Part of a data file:
======
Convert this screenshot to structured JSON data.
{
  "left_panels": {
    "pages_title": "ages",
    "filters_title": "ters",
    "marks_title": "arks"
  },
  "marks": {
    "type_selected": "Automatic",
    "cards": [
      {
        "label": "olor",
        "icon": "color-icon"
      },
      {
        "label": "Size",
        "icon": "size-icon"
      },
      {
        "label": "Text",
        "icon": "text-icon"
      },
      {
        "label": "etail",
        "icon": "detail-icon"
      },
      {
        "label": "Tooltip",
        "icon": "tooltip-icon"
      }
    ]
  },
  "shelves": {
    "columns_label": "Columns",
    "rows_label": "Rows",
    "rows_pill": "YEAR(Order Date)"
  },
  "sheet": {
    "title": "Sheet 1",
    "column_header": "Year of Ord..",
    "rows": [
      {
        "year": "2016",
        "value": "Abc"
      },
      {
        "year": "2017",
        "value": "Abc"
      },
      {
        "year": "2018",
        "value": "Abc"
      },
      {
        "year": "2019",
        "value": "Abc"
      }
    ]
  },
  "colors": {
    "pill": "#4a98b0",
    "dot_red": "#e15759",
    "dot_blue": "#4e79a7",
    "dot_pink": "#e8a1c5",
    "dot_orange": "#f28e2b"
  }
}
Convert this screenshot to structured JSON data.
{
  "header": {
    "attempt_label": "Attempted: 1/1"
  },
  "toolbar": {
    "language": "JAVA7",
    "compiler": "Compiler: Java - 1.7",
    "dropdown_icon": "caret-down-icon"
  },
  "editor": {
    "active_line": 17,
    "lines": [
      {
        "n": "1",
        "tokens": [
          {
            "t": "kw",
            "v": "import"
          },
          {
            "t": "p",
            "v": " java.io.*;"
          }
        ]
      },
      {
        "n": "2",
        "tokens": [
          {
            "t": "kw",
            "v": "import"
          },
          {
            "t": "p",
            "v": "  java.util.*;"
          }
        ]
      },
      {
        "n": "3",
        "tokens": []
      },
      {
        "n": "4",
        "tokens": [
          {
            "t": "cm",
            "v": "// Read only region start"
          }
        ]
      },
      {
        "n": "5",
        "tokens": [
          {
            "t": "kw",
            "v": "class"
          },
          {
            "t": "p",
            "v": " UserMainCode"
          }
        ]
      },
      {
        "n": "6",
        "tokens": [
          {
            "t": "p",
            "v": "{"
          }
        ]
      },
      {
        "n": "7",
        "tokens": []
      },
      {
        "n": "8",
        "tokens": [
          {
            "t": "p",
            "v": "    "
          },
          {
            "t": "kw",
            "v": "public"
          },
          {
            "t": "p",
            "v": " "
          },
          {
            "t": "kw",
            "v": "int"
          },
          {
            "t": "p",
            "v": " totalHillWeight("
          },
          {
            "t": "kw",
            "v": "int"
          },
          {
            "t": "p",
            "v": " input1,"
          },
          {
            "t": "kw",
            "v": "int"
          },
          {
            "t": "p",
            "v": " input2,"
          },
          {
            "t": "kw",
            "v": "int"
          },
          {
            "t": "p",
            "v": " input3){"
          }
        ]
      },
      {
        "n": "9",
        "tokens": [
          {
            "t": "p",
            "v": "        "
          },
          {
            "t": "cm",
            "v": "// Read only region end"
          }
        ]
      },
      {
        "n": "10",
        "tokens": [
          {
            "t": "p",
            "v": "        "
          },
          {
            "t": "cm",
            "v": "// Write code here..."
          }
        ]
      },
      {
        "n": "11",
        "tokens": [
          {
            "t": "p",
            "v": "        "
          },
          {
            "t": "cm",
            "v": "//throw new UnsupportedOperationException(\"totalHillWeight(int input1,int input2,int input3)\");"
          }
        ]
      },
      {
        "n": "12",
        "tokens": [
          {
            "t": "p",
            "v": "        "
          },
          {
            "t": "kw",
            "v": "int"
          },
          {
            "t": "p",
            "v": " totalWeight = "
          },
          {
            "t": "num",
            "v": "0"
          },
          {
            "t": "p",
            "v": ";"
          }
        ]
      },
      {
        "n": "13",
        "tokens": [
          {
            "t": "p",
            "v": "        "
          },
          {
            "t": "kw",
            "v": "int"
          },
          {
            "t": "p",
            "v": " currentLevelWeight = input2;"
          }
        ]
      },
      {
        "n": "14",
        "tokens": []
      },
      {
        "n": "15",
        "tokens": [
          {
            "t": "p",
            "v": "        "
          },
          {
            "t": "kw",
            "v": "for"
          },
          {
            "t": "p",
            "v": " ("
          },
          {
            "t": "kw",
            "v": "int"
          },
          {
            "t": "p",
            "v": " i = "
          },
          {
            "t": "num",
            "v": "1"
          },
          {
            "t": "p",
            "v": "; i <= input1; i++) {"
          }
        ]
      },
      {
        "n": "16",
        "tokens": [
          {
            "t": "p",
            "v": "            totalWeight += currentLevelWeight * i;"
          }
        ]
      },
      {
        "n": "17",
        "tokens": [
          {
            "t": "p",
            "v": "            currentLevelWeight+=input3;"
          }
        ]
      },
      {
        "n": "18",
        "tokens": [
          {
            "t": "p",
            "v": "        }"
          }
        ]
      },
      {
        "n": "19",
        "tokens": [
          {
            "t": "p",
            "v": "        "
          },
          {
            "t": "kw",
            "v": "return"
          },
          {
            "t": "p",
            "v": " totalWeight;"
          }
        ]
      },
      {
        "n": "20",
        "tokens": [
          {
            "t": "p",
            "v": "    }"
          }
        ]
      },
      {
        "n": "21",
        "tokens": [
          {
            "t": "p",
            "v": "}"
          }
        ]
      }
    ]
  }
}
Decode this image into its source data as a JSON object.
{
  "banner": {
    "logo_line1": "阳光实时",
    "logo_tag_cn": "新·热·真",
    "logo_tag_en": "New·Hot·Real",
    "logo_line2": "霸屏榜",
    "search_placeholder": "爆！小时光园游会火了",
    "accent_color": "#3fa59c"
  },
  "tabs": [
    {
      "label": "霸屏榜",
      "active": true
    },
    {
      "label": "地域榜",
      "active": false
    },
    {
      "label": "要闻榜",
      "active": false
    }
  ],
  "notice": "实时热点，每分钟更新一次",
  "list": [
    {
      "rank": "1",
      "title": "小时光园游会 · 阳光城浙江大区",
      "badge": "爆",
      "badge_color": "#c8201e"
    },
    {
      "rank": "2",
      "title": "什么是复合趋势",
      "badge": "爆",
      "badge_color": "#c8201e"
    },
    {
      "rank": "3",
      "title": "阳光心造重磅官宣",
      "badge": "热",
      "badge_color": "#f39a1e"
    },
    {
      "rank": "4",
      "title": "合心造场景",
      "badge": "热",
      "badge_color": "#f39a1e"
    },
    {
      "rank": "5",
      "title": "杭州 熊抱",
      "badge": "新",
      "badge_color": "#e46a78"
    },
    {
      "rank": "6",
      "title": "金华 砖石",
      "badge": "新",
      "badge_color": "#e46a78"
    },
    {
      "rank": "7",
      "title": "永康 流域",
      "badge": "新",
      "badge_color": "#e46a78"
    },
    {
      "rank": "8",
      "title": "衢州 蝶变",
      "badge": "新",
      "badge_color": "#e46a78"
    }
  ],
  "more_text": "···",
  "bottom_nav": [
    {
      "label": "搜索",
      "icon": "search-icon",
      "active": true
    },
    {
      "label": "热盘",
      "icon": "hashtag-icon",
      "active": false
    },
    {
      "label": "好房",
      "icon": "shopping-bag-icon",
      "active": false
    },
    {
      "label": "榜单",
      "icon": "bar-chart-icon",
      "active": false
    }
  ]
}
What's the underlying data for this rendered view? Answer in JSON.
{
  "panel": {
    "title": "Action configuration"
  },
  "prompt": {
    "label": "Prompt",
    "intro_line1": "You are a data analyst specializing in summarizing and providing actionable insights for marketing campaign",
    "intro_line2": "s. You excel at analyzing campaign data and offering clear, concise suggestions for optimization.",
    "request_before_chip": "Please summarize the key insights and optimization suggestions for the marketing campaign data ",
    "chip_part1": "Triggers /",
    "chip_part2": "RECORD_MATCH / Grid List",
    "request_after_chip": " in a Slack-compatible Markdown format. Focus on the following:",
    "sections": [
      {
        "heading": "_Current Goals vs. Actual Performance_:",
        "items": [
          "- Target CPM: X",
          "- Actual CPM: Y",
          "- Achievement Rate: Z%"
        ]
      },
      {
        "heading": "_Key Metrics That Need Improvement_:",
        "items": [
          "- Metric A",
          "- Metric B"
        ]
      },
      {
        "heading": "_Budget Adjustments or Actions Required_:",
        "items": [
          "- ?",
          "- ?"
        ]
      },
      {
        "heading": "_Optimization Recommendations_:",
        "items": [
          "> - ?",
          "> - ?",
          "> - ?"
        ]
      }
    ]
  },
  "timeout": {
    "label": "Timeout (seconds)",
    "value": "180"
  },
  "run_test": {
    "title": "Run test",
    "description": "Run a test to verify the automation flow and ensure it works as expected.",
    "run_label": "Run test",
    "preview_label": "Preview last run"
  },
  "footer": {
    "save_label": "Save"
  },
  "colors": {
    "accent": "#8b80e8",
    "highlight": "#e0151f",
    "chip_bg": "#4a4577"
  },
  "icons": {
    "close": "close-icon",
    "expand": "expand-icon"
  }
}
======
▶ _Exercise_
State how many lines of the listing above hold the word "totalHillWeight", with nothing but the number.

▶ _Answer to the problem_
2